Check each line of the records below and collect those holding "Margin".

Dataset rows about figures

____________

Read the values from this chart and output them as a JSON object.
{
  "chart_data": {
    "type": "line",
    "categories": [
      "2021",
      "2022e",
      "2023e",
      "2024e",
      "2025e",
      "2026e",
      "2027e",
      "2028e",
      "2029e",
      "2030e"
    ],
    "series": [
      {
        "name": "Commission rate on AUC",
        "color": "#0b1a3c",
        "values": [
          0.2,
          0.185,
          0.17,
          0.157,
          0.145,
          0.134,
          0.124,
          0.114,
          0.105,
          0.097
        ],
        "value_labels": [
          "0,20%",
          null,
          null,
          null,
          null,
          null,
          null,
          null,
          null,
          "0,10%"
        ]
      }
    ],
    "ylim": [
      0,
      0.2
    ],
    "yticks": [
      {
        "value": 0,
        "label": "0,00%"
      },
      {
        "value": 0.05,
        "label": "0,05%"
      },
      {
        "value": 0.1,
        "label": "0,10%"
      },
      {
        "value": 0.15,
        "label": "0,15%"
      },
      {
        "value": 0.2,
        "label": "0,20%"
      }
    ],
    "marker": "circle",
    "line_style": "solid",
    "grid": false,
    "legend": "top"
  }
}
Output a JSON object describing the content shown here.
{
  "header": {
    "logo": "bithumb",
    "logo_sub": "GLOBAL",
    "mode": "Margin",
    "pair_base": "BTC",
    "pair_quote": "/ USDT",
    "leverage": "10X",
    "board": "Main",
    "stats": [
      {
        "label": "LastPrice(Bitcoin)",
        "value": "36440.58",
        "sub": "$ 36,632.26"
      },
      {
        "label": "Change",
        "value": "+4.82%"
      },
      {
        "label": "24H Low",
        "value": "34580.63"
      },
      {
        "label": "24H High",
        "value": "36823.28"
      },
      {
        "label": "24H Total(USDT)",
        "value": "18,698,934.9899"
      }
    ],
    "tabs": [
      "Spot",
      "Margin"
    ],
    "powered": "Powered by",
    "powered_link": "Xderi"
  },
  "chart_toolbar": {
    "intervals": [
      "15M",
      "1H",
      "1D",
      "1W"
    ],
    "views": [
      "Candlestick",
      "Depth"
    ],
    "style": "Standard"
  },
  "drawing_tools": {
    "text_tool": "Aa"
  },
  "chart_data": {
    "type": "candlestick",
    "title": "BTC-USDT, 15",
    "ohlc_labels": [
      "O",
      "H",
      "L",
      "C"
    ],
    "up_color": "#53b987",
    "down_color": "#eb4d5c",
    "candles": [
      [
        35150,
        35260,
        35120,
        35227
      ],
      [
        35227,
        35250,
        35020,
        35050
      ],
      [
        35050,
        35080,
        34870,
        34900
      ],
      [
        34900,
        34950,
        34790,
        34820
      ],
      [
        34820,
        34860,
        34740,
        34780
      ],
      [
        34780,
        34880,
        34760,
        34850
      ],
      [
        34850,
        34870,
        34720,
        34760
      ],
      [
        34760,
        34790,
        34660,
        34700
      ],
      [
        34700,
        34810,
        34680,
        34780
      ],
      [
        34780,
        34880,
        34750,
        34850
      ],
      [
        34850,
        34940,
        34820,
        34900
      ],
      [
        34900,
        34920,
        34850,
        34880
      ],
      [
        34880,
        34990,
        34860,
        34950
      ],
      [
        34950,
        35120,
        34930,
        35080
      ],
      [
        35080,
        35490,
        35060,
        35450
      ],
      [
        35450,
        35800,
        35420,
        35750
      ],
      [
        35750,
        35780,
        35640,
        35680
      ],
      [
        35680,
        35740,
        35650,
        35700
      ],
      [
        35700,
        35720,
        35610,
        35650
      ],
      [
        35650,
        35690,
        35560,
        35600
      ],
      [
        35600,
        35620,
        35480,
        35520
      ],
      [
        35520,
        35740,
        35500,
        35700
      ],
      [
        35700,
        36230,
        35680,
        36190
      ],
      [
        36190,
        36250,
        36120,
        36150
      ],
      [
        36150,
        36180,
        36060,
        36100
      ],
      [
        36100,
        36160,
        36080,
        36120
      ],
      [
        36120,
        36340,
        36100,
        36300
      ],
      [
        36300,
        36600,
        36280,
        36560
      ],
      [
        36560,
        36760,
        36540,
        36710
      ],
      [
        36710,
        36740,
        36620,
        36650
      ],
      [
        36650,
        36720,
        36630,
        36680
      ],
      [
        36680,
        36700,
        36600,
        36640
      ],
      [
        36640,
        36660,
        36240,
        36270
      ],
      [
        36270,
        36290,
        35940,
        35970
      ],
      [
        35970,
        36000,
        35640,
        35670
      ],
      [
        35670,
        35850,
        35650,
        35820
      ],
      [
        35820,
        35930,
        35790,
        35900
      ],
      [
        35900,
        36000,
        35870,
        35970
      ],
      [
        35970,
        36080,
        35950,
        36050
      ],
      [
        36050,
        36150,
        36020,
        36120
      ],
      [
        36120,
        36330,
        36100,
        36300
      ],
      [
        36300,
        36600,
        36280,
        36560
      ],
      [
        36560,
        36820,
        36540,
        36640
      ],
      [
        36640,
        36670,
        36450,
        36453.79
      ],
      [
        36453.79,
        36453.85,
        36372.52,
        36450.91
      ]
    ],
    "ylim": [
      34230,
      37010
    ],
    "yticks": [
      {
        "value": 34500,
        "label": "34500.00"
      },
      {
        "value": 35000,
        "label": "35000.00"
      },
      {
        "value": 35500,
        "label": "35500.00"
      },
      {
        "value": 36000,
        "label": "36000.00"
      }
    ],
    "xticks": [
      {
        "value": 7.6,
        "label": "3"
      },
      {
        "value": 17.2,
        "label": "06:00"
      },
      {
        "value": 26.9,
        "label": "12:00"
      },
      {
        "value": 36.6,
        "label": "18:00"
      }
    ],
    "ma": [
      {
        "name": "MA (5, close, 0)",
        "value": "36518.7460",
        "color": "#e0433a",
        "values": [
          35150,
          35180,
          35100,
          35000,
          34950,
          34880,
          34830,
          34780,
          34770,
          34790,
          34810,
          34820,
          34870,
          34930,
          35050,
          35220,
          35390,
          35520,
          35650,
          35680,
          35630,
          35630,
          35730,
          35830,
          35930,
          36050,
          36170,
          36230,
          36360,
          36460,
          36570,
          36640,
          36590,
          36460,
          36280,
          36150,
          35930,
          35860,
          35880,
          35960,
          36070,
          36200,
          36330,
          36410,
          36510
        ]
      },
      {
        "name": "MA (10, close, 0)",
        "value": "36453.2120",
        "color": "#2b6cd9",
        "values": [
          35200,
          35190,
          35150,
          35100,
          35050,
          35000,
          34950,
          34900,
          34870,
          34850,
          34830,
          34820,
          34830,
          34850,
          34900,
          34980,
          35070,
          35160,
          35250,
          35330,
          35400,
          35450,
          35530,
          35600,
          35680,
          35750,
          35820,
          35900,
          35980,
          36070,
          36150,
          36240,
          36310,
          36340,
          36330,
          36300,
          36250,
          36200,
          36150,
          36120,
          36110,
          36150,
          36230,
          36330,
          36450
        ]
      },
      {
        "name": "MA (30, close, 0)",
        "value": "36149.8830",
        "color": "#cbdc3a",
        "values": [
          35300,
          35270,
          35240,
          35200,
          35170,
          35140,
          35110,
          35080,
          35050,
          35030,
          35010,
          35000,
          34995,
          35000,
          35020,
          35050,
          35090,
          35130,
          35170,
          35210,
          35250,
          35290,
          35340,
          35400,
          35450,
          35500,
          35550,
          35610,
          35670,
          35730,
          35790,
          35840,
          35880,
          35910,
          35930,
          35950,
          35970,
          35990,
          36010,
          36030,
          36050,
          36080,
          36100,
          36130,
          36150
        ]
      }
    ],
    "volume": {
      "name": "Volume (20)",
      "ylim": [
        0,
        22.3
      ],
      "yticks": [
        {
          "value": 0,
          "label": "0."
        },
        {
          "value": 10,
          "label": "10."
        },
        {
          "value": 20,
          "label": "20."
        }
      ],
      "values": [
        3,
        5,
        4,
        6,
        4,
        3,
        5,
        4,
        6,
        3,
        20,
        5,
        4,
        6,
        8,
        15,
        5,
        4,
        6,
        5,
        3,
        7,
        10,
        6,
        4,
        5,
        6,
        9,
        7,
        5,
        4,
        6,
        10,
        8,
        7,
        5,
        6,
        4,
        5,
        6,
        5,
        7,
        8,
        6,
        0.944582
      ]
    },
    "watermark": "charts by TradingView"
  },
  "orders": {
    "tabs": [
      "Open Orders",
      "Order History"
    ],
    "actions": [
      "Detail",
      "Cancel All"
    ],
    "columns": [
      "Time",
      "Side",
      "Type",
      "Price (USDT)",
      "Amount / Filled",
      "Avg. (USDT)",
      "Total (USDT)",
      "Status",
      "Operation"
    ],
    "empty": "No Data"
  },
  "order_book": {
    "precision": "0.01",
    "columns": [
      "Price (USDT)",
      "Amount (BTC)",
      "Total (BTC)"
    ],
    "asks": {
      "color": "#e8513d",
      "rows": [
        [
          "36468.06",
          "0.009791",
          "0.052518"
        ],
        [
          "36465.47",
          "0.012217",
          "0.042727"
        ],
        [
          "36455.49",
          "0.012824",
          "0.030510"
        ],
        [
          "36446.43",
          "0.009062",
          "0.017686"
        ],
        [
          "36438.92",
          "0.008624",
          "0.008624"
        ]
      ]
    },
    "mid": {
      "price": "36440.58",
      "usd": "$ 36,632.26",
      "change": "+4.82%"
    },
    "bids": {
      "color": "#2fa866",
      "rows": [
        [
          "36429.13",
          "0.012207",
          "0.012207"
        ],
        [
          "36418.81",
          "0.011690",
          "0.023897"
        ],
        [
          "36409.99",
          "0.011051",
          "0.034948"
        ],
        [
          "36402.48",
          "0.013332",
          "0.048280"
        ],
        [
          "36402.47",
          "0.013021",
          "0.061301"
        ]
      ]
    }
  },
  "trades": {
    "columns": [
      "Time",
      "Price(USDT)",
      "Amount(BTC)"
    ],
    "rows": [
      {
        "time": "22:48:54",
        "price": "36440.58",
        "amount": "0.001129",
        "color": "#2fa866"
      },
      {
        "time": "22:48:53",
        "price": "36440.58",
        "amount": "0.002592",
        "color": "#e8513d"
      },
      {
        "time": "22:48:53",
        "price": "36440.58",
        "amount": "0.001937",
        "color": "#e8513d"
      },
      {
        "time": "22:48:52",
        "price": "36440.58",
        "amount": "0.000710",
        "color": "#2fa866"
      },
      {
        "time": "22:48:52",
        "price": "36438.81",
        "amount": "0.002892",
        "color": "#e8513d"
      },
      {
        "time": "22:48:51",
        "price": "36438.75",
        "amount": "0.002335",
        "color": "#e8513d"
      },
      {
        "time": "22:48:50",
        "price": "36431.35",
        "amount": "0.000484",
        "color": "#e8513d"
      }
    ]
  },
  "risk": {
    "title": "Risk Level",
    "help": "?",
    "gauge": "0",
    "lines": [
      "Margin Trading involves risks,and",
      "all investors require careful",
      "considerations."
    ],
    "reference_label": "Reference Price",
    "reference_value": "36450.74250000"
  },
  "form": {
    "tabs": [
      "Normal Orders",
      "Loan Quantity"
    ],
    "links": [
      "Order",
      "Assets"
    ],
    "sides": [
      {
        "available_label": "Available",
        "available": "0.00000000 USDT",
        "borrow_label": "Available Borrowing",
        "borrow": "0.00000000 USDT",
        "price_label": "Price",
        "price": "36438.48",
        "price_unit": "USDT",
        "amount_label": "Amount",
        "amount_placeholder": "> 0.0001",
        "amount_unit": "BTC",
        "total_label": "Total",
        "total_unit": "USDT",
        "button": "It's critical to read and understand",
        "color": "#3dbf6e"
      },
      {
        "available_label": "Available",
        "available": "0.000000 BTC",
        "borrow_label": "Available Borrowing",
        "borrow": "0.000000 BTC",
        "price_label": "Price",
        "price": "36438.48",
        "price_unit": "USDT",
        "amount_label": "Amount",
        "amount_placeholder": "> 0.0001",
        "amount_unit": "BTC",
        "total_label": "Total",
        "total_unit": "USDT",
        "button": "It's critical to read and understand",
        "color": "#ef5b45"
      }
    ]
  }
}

____________

◆ Answer to the exercise
    "mode": "Margin",
      "Margin"
      "Margin Trading involves risks,and",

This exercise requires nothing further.